§ **WHAT YOU HAVE TO DO**
Print the complete set of entries exactly.

══ MATERIAL PROVIDED

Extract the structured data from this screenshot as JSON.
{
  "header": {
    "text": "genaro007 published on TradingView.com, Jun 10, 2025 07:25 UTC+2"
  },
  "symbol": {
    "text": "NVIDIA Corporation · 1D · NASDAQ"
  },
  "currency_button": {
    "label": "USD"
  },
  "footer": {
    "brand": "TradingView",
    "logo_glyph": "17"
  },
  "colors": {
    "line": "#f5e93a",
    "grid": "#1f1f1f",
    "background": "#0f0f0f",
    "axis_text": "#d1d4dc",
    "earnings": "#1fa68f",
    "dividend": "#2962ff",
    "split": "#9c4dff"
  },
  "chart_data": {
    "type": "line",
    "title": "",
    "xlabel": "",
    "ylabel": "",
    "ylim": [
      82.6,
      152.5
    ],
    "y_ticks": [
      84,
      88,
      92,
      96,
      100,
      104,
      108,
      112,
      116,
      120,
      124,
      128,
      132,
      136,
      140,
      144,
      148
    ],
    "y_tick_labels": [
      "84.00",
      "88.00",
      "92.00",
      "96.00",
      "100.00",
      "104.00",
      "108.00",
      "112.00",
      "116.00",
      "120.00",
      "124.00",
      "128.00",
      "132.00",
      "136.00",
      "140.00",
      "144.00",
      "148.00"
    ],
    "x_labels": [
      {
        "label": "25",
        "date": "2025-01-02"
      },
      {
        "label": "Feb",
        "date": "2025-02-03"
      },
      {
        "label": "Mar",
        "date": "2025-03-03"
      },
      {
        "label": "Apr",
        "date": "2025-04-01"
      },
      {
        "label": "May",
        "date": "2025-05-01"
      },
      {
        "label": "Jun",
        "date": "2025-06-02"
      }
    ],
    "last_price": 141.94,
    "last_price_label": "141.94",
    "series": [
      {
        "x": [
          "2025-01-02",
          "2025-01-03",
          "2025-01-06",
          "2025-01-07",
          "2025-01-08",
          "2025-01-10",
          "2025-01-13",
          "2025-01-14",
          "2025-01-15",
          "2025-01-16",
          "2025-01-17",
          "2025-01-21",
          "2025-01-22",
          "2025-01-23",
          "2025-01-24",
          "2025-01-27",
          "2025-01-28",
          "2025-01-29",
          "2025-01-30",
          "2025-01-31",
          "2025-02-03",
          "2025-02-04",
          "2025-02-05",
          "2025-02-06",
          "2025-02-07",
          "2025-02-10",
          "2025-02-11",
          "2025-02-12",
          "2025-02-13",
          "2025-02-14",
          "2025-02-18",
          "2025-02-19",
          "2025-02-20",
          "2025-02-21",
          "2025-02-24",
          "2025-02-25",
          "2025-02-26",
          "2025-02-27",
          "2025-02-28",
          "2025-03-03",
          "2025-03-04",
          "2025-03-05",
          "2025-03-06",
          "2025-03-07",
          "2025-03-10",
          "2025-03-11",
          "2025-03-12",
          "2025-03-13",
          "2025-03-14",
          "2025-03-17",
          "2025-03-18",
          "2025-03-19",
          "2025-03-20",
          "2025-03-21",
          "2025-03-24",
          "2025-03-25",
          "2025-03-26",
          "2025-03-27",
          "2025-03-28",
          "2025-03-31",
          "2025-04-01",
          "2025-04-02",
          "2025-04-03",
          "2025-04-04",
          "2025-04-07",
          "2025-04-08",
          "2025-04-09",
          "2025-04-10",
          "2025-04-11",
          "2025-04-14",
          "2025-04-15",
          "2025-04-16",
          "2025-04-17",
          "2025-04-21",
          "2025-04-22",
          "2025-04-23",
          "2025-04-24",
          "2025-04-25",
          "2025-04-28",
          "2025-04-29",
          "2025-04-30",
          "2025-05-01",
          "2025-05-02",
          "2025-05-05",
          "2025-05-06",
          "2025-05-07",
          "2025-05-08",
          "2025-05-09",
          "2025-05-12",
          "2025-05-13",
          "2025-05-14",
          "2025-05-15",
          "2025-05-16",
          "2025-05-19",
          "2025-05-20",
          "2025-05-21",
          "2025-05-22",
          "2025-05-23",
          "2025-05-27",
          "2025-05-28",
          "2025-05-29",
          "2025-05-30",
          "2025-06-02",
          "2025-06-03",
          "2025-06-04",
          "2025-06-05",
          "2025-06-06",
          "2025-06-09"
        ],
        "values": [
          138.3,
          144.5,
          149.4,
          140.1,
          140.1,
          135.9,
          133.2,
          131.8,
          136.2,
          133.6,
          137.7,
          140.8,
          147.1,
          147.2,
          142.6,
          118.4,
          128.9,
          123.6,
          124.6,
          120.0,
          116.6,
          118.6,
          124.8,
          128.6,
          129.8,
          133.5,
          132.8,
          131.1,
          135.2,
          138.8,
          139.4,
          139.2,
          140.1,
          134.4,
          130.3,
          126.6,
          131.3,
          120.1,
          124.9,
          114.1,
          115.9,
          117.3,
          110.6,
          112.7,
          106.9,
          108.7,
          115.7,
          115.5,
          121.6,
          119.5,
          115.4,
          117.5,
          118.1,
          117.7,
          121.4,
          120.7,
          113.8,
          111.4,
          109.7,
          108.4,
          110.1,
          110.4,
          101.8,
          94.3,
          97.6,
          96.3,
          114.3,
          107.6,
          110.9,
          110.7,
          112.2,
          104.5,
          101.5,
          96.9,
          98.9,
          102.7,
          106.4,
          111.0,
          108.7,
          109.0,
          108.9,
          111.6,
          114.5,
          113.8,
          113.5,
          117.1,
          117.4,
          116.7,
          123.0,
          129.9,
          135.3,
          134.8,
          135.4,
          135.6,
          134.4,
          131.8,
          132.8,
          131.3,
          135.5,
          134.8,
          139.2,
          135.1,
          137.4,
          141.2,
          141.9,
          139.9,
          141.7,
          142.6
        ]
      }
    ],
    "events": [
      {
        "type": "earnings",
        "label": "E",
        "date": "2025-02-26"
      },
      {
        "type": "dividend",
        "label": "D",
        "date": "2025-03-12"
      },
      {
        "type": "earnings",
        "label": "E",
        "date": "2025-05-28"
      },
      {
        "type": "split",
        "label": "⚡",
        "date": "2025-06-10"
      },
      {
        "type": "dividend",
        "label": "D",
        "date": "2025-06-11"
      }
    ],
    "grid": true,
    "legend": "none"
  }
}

════

§ **ANSWER IN FULL**
Extract the structured data from this screenshot as JSON.
{
  "header": {
    "text": "genaro007 published on TradingView.com, Jun 10, 2025 07:25 UTC+2"
  },
  "symbol": {
    "text": "NVIDIA Corporation · 1D · NASDAQ"
  },
  "currency_button": {
    "label": "USD"
  },
  "footer": {
    "brand": "TradingView",
    "logo_glyph": "17"
  },
  "colors": {
    "line": "#f5e93a",
    "grid": "#1f1f1f",
    "background": "#0f0f0f",
    "axis_text": "#d1d4dc",
    "earnings": "#1fa68f",
    "dividend": "#2962ff",
    "split": "#9c4dff"
  },
  "chart_data": {
    "type": "line",
    "title": "",
    "xlabel": "",
    "ylabel": "",
    "ylim": [
      82.6,
      152.5
    ],
    "y_ticks": [
      84,
      88,
      92,
      96,
      100,
      104,
      108,
      112,
      116,
      120,
      124,
      128,
      132,
      136,
      140,
      144,
      148
    ],
    "y_tick_labels": [
      "84.00",
      "88.00",
      "92.00",
      "96.00",
      "100.00",
      "104.00",
      "108.00",
      "112.00",
      "116.00",
      "120.00",
      "124.00",
      "128.00",
      "132.00",
      "136.00",
      "140.00",
      "144.00",
      "148.00"
    ],
    "x_labels": [
      {
        "label": "25",
        "date": "2025-01-02"
      },
      {
        "label": "Feb",
        "date": "2025-02-03"
      },
      {
        "label": "Mar",
        "date": "2025-03-03"
      },
      {
        "label": "Apr",
        "date": "2025-04-01"
      },
      {
        "label": "May",
        "date": "2025-05-01"
      },
      {
        "label": "Jun",
        "date": "2025-06-02"
      }
    ],
    "last_price": 141.94,
    "last_price_label": "141.94",
    "series": [
      {
        "x": [
          "2025-01-02",
          "2025-01-03",
          "2025-01-06",
          "2025-01-07",
          "2025-01-08",
          "2025-01-10",
          "2025-01-13",
          "2025-01-14",
          "2025-01-15",
          "2025-01-16",
          "2025-01-17",
          "2025-01-21",
          "2025-01-22",
          "2025-01-23",
          "2025-01-24",
          "2025-01-27",
          "2025-01-28",
          "2025-01-29",
          "2025-01-30",
          "2025-01-31",
          "2025-02-03",
          "2025-02-04",
          "2025-02-05",
          "2025-02-06",
          "2025-02-07",
          "2025-02-10",
          "2025-02-11",
          "2025-02-12",
          "2025-02-13",
          "2025-02-14",
          "2025-02-18",
          "2025-02-19",
          "2025-02-20",
          "2025-02-21",
          "2025-02-24",
          "2025-02-25",
          "2025-02-26",
          "2025-02-27",
          "2025-02-28",
          "2025-03-03",
          "2025-03-04",
          "2025-03-05",
          "2025-03-06",
          "2025-03-07",
          "2025-03-10",
          "2025-03-11",
          "2025-03-12",
          "2025-03-13",
          "2025-03-14",
          "2025-03-17",
          "2025-03-18",
          "2025-03-19",
          "2025-03-20",
          "2025-03-21",
          "2025-03-24",
          "2025-03-25",
          "2025-03-26",
          "2025-03-27",
          "2025-03-28",
          "2025-03-31",
          "2025-04-01",
          "2025-04-02",
          "2025-04-03",
          "2025-04-04",
          "2025-04-07",
          "2025-04-08",
          "2025-04-09",
          "2025-04-10",
          "2025-04-11",
          "2025-04-14",
          "2025-04-15",
          "2025-04-16",
          "2025-04-17",
          "2025-04-21",
          "2025-04-22",
          "2025-04-23",
          "2025-04-24",
          "2025-04-25",
          "2025-04-28",
          "2025-04-29",
          "2025-04-30",
          "2025-05-01",
          "2025-05-02",
          "2025-05-05",
          "2025-05-06",
          "2025-05-07",
          "2025-05-08",
          "2025-05-09",
          "2025-05-12",
          "2025-05-13",
          "2025-05-14",
          "2025-05-15",
          "2025-05-16",
          "2025-05-19",
          "2025-05-20",
          "2025-05-21",
          "2025-05-22",
          "2025-05-23",
          "2025-05-27",
          "2025-05-28",
          "2025-05-29",
          "2025-05-30",
          "2025-06-02",
          "2025-06-03",
          "2025-06-04",
          "2025-06-05",
          "2025-06-06",
          "2025-06-09"
        ],
        "values": [
          138.3,
          144.5,
          149.4,
          140.1,
          140.1,
          135.9,
          133.2,
          131.8,
          136.2,
          133.6,
          137.7,
          140.8,
          147.1,
          147.2,
          142.6,
          118.4,
          128.9,
          123.6,
          124.6,
          120.0,
          116.6,
          118.6,
          124.8,
          128.6,
          129.8,
          133.5,
          132.8,
          131.1,
          135.2,
          138.8,
          139.4,
          139.2,
          140.1,
          134.4,
          130.3,
          126.6,
          131.3,
          120.1,
          124.9,
          114.1,
          115.9,
          117.3,
          110.6,
          112.7,
          106.9,
          108.7,
          115.7,
          115.5,
          121.6,
          119.5,
          115.4,
          117.5,
          118.1,
          117.7,
          121.4,
          120.7,
          113.8,
          111.4,
          109.7,
          108.4,
          110.1,
          110.4,
          101.8,
          94.3,
          97.6,
          96.3,
          114.3,
          107.6,
          110.9,
          110.7,
          112.2,
          104.5,
          101.5,
          96.9,
          98.9,
          102.7,
          106.4,
          111.0,
          108.7,
          109.0,
          108.9,
          111.6,
          114.5,
          113.8,
          113.5,
          117.1,
          117.4,
          116.7,
          123.0,
          129.9,
          135.3,
          134.8,
          135.4,
          135.6,
          134.4,
          131.8,
          132.8,
          131.3,
          135.5,
          134.8,
          139.2,
          135.1,
          137.4,
          141.2,
          141.9,
          139.9,
          141.7,
          142.6
        ]
      }
    ],
    "events": [
      {
        "type": "earnings",
        "label": "E",
        "date": "2025-02-26"
      },
      {
        "type": "dividend",
        "label": "D",
        "date": "2025-03-12"
      },
      {
        "type": "earnings",
        "label": "E",
        "date": "2025-05-28"
      },
      {
        "type": "split",
        "label": "⚡",
        "date": "2025-06-10"
      },
      {
        "type": "dividend",
        "label": "D",
        "date": "2025-06-11"
      }
    ],
    "grid": true,
    "legend": "none"
  }
}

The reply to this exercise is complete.